**Record extracts**
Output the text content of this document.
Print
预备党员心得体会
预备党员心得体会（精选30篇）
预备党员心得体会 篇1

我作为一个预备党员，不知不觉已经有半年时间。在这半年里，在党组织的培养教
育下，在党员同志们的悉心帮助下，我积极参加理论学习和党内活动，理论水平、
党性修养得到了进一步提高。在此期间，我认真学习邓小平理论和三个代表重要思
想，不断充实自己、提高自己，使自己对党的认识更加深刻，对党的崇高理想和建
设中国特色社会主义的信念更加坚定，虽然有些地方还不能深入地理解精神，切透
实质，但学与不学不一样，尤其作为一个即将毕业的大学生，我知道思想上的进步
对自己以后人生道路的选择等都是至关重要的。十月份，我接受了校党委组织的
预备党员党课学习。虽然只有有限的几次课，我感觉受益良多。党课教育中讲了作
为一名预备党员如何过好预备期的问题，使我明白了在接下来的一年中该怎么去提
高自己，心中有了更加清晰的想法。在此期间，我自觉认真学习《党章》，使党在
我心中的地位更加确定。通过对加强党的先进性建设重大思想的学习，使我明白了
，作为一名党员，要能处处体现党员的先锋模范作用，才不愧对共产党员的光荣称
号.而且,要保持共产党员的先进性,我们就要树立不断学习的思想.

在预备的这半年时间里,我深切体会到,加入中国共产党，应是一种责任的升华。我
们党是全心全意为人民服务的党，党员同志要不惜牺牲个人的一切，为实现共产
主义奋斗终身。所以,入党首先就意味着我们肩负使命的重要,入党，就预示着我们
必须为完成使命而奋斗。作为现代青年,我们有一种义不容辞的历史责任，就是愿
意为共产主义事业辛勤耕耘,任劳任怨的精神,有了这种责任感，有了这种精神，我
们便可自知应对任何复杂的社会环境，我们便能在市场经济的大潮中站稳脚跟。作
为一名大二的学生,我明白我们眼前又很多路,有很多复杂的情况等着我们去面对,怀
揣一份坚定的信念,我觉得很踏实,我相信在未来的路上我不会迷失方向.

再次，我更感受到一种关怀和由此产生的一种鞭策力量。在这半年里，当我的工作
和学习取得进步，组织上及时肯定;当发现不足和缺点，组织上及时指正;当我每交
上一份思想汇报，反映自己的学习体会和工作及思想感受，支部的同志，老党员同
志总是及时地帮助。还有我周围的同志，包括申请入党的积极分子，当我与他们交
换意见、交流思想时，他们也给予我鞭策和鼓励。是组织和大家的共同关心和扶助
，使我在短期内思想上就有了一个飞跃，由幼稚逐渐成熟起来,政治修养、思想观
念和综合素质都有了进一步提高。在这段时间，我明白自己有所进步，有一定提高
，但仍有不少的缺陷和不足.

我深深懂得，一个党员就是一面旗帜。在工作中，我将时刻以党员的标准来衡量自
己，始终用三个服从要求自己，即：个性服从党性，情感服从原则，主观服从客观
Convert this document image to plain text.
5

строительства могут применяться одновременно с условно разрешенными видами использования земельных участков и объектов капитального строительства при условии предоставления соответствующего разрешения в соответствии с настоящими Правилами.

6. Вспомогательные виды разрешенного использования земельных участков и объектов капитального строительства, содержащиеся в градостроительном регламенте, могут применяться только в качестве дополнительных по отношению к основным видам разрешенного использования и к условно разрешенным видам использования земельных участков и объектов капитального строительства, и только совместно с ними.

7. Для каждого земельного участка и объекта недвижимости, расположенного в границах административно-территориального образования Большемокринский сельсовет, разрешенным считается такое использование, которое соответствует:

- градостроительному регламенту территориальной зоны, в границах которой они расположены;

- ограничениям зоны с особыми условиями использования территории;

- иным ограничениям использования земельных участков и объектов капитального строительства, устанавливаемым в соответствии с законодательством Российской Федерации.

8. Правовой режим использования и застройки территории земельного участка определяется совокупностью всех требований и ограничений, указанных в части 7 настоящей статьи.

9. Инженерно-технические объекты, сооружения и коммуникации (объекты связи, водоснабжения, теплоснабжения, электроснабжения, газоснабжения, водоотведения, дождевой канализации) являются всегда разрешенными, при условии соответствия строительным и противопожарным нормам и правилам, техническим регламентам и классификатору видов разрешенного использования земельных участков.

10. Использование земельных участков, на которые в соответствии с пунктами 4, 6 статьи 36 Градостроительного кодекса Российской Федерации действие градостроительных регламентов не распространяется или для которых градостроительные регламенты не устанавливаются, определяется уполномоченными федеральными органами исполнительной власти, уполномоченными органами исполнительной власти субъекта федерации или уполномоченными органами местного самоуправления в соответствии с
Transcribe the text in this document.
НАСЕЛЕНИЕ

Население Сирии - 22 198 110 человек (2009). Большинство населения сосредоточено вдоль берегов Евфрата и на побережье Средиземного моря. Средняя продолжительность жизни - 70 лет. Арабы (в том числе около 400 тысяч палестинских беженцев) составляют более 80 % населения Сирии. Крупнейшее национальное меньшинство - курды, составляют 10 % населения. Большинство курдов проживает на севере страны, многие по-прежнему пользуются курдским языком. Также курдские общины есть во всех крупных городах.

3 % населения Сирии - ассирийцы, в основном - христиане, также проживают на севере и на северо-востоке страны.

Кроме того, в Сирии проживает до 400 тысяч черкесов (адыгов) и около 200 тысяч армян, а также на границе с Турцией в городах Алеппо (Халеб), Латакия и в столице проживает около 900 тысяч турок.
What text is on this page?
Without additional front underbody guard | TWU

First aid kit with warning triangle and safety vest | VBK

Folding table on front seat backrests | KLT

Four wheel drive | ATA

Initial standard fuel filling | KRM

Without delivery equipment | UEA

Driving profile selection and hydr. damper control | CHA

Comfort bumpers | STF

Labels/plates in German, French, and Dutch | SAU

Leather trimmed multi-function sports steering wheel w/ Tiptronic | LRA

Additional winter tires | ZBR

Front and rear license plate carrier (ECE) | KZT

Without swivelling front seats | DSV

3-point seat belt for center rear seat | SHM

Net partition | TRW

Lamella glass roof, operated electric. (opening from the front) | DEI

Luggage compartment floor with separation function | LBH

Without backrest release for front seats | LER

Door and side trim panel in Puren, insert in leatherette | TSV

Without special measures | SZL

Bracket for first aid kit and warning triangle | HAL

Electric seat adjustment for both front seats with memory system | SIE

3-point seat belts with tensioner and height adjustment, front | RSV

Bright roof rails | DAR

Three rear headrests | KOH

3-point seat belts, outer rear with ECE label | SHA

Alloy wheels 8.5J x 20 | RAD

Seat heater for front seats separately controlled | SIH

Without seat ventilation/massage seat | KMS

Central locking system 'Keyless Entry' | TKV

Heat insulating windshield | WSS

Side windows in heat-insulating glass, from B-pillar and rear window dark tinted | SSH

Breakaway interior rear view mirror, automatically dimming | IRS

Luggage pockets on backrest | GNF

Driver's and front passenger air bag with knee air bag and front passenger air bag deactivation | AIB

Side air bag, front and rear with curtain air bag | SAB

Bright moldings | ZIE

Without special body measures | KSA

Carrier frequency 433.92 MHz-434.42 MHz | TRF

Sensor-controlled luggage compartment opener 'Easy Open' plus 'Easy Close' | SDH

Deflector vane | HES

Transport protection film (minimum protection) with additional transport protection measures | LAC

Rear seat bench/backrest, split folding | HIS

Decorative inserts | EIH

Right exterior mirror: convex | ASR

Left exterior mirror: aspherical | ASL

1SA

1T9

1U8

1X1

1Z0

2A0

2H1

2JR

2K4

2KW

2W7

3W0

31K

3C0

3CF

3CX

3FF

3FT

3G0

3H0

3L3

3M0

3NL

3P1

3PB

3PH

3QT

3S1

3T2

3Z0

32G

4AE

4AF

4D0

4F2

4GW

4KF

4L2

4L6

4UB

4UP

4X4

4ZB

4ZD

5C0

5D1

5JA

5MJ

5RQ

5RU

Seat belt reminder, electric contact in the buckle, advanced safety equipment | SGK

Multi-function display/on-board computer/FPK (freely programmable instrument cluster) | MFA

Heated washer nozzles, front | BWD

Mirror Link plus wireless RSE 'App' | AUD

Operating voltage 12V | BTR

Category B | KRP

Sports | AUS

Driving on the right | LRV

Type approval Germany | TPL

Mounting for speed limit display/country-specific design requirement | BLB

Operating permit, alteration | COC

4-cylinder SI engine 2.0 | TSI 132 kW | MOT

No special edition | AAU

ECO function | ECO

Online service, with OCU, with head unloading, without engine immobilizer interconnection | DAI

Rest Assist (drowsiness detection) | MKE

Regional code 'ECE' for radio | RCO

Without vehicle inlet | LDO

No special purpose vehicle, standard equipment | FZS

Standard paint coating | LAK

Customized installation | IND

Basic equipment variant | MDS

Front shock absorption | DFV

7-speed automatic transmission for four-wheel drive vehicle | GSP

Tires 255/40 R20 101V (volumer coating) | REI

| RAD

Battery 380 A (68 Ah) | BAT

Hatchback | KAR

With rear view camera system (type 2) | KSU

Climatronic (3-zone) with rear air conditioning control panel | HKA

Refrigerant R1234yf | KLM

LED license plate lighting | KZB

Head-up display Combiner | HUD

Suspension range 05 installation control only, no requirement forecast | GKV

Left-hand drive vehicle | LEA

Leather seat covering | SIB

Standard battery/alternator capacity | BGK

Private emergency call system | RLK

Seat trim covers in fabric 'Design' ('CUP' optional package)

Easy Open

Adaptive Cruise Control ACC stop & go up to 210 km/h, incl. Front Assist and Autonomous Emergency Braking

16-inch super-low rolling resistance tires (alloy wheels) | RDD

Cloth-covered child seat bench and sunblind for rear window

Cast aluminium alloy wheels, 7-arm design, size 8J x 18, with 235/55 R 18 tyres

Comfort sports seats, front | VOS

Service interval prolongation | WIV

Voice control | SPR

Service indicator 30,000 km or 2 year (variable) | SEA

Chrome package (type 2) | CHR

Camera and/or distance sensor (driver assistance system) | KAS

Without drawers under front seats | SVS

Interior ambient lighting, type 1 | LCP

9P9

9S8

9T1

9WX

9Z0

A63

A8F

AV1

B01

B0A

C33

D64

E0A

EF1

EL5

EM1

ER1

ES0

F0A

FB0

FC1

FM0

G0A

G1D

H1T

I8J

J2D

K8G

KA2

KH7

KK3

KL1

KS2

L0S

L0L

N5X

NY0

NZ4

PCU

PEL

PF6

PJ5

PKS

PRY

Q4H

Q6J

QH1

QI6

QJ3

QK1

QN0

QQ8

**Problem to work on**
From the listing above, pick out every line containing "engine".

**Solution below**
4-cylinder SI engine 2.0 | TSI 132 kW | MOT
Online service, with OCU, with head unloading, without engine immobilizer interconnection | DAI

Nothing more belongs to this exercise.